- Short problem
Exclude all pictures, then copy each of the records exactly as written.
╭─ Data in this exercise
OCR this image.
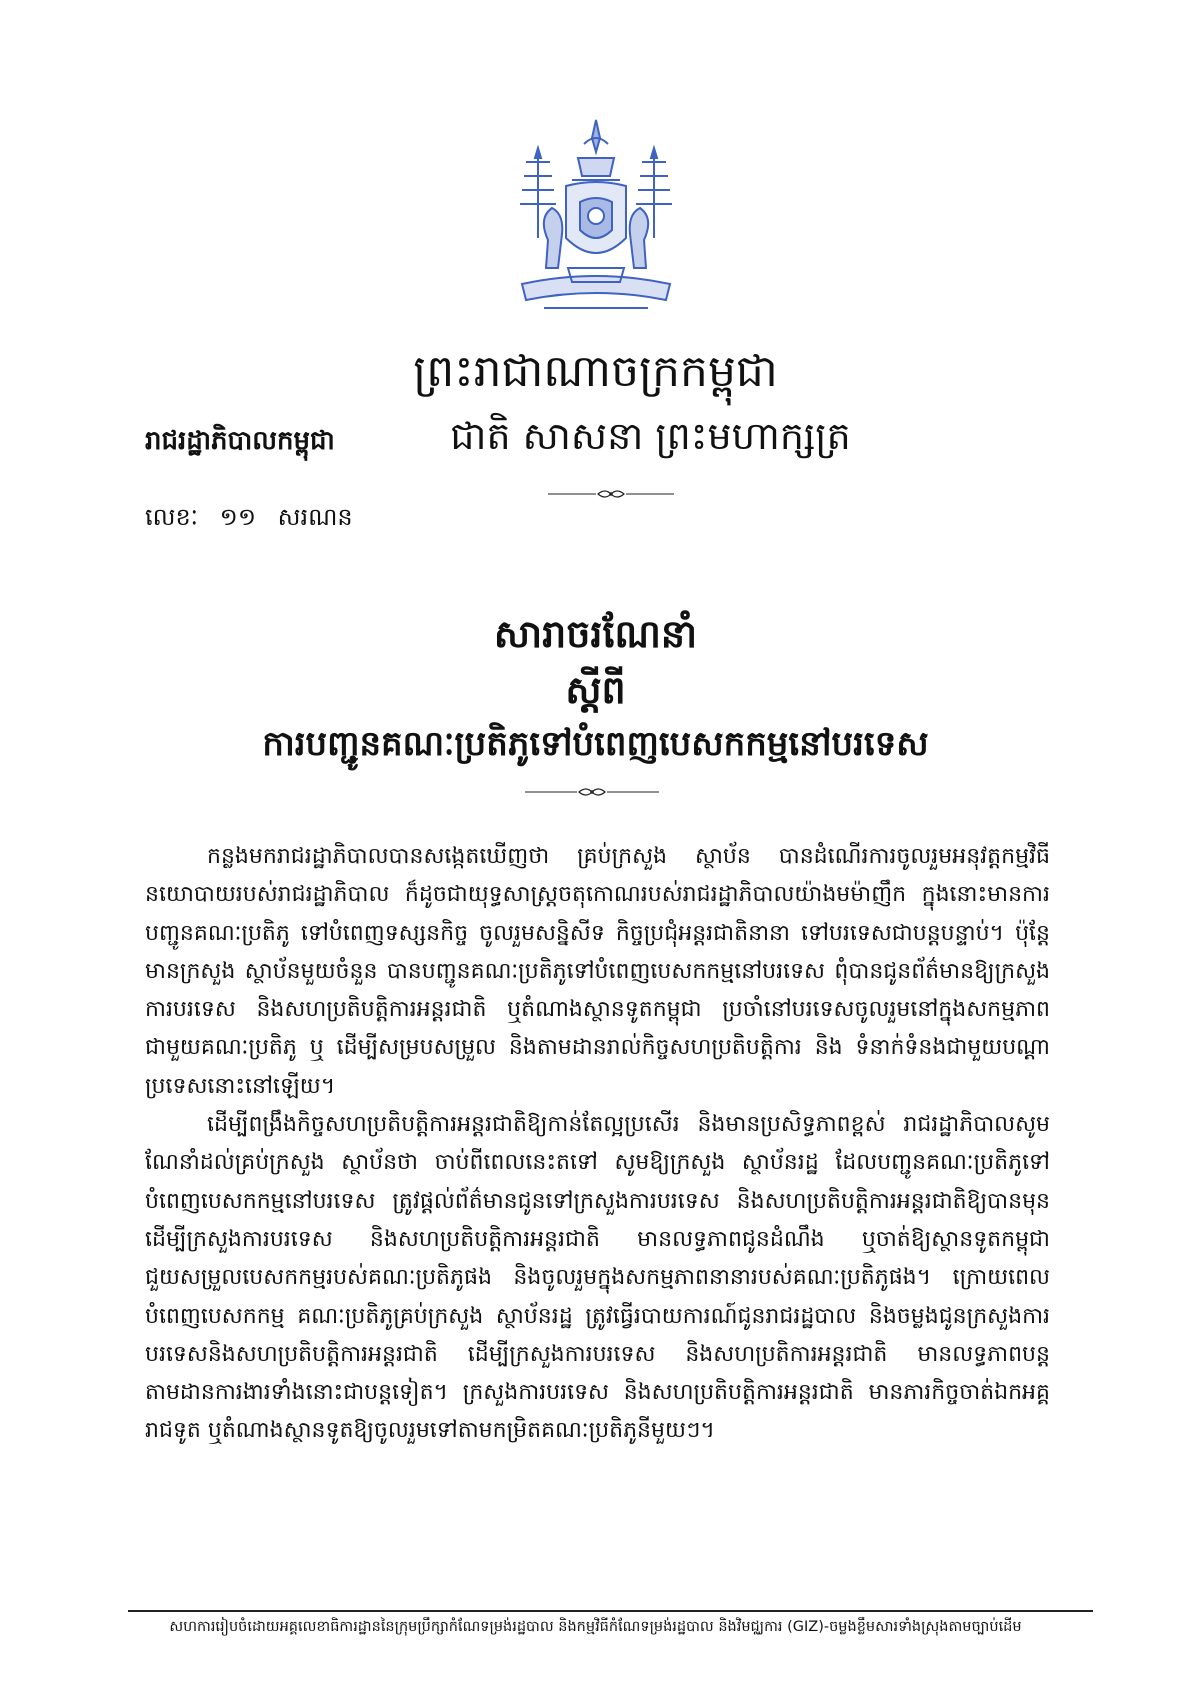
ព្រះរាជាណាចក្រកម្ពុជា
រាជរដ្ឋាភិបាលកម្ពុជា	ជាតិ សាសនា ព្រះមហាក្សត្រ
លេខៈ ១១ សរណន
សារាចរណែនាំ
ស្ដីពី
ការបញ្ជូនគណៈប្រតិភូទៅបំពេញបេសកកម្មនៅបរទេស

កន្លងមករាជរដ្ឋាភិបាលបានសង្កេតឃើញថា គ្រប់ក្រសួង ស្ថាប័ន បានដំណើរការចូលរួមអនុវត្តកម្មវិធីនយោបាយរបស់រាជរដ្ឋាភិបាល ក៏ដូចជាយុទ្ធសាស្ត្រចតុកោណរបស់រាជរដ្ឋាភិបាលយ៉ាងមម៉ាញឹក ក្នុងនោះមានការបញ្ជូនគណៈប្រតិភូ ទៅបំពេញទស្សនកិច្ច ចូលរួមសន្និសីទ កិច្ចប្រជុំអន្តរជាតិនានា ទៅបរទេសជាបន្តបន្ទាប់។ ប៉ុន្តែមានក្រសួង ស្ថាប័នមួយចំនួន បានបញ្ជូនគណៈប្រតិភូទៅបំពេញបេសកកម្មនៅបរទេស ពុំបានជូនព័ត៌មានឱ្យក្រសួងការបរទេស និងសហប្រតិបត្តិការអន្តរជាតិ ឬតំណាងស្ថានទូតកម្ពុជា ប្រចាំនៅបរទេសចូលរួមនៅក្នុងសកម្មភាពជាមួយគណៈប្រតិភូ ឬ ដើម្បីសម្របសម្រួល និងតាមដានរាល់កិច្ចសហប្រតិបត្តិការ និង ទំនាក់ទំនងជាមួយបណ្ដាប្រទេសនោះនៅឡើយ។

ដើម្បីពង្រឹងកិច្ចសហប្រតិបត្តិការអន្តរជាតិឱ្យកាន់តែល្អប្រសើរ និងមានប្រសិទ្ធភាពខ្ពស់ រាជរដ្ឋាភិបាលសូមណែនាំដល់គ្រប់ក្រសួង ស្ថាប័នថា ចាប់ពីពេលនេះតទៅ សូមឱ្យក្រសួង ស្ថាប័នរដ្ឋ ដែលបញ្ជូនគណៈប្រតិភូទៅបំពេញបេសកកម្មនៅបរទេស ត្រូវផ្ដល់ព័ត៌មានជូនទៅក្រសួងការបរទេស និងសហប្រតិបត្តិការអន្តរជាតិឱ្យបានមុនដើម្បីក្រសួងការបរទេស និងសហប្រតិបត្តិការអន្តរជាតិ មានលទ្ធភាពជូនដំណឹង ឬចាត់ឱ្យស្ថានទូតកម្ពុជា ជួយសម្រួលបេសកកម្មរបស់គណៈប្រតិភូផង និងចូលរួមក្នុងសកម្មភាពនានារបស់គណៈប្រតិភូផង។ ក្រោយពេលបំពេញបេសកកម្ម គណៈប្រតិភូគ្រប់ក្រសួង ស្ថាប័នរដ្ឋ ត្រូវធ្វើរបាយការណ៍ជូនរាជរដ្ឋបាល និងចម្លងជូនក្រសួងការបរទេសនិងសហប្រតិបត្តិការអន្តរជាតិ ដើម្បីក្រសួងការបរទេស និងសហប្រតិការអន្តរជាតិ មានលទ្ធភាពបន្តតាមដានការងារទាំងនោះជាបន្តទៀត។ ក្រសួងការបរទេស និងសហប្រតិបត្តិការអន្តរជាតិ មានភារកិច្ចចាត់ឯកអគ្គរាជទូត ឬតំណាងស្ថានទូតឱ្យចូលរួមទៅតាមកម្រិតគណៈប្រតិភូនីមួយៗ។

សហការរៀបចំដោយអគ្គលេខាធិការដ្ឋាននៃក្រុមប្រឹក្សាកំណែទម្រង់រដ្ឋបាល និងកម្មវិធីកំណែទម្រង់រដ្ឋបាល និងវិមជ្ឈការ (GIZ)-ចម្លងខ្លឹមសារទាំងស្រុងតាមច្បាប់ដើម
╰─
- Exercise solution
OCR this image.
ព្រះរាជាណាចក្រកម្ពុជា
រាជរដ្ឋាភិបាលកម្ពុជា	ជាតិ សាសនា ព្រះមហាក្សត្រ
លេខៈ ១១ សរណន
សារាចរណែនាំ
ស្ដីពី
ការបញ្ជូនគណៈប្រតិភូទៅបំពេញបេសកកម្មនៅបរទេស

កន្លងមករាជរដ្ឋាភិបាលបានសង្កេតឃើញថា គ្រប់ក្រសួង ស្ថាប័ន បានដំណើរការចូលរួមអនុវត្តកម្មវិធីនយោបាយរបស់រាជរដ្ឋាភិបាល ក៏ដូចជាយុទ្ធសាស្ត្រចតុកោណរបស់រាជរដ្ឋាភិបាលយ៉ាងមម៉ាញឹក ក្នុងនោះមានការបញ្ជូនគណៈប្រតិភូ ទៅបំពេញទស្សនកិច្ច ចូលរួមសន្និសីទ កិច្ចប្រជុំអន្តរជាតិនានា ទៅបរទេសជាបន្តបន្ទាប់។ ប៉ុន្តែមានក្រសួង ស្ថាប័នមួយចំនួន បានបញ្ជូនគណៈប្រតិភូទៅបំពេញបេសកកម្មនៅបរទេស ពុំបានជូនព័ត៌មានឱ្យក្រសួងការបរទេស និងសហប្រតិបត្តិការអន្តរជាតិ ឬតំណាងស្ថានទូតកម្ពុជា ប្រចាំនៅបរទេសចូលរួមនៅក្នុងសកម្មភាពជាមួយគណៈប្រតិភូ ឬ ដើម្បីសម្របសម្រួល និងតាមដានរាល់កិច្ចសហប្រតិបត្តិការ និង ទំនាក់ទំនងជាមួយបណ្ដាប្រទេសនោះនៅឡើយ។

ដើម្បីពង្រឹងកិច្ចសហប្រតិបត្តិការអន្តរជាតិឱ្យកាន់តែល្អប្រសើរ និងមានប្រសិទ្ធភាពខ្ពស់ រាជរដ្ឋាភិបាលសូមណែនាំដល់គ្រប់ក្រសួង ស្ថាប័នថា ចាប់ពីពេលនេះតទៅ សូមឱ្យក្រសួង ស្ថាប័នរដ្ឋ ដែលបញ្ជូនគណៈប្រតិភូទៅបំពេញបេសកកម្មនៅបរទេស ត្រូវផ្ដល់ព័ត៌មានជូនទៅក្រសួងការបរទេស និងសហប្រតិបត្តិការអន្តរជាតិឱ្យបានមុនដើម្បីក្រសួងការបរទេស និងសហប្រតិបត្តិការអន្តរជាតិ មានលទ្ធភាពជូនដំណឹង ឬចាត់ឱ្យស្ថានទូតកម្ពុជា ជួយសម្រួលបេសកកម្មរបស់គណៈប្រតិភូផង និងចូលរួមក្នុងសកម្មភាពនានារបស់គណៈប្រតិភូផង។ ក្រោយពេលបំពេញបេសកកម្ម គណៈប្រតិភូគ្រប់ក្រសួង ស្ថាប័នរដ្ឋ ត្រូវធ្វើរបាយការណ៍ជូនរាជរដ្ឋបាល និងចម្លងជូនក្រសួងការបរទេសនិងសហប្រតិបត្តិការអន្តរជាតិ ដើម្បីក្រសួងការបរទេស និងសហប្រតិការអន្តរជាតិ មានលទ្ធភាពបន្តតាមដានការងារទាំងនោះជាបន្តទៀត។ ក្រសួងការបរទេស និងសហប្រតិបត្តិការអន្តរជាតិ មានភារកិច្ចចាត់ឯកអគ្គរាជទូត ឬតំណាងស្ថានទូតឱ្យចូលរួមទៅតាមកម្រិតគណៈប្រតិភូនីមួយៗ។

សហការរៀបចំដោយអគ្គលេខាធិការដ្ឋាននៃក្រុមប្រឹក្សាកំណែទម្រង់រដ្ឋបាល និងកម្មវិធីកំណែទម្រង់រដ្ឋបាល និងវិមជ្ឈការ (GIZ)-ចម្លងខ្លឹមសារទាំងស្រុងតាមច្បាប់ដើម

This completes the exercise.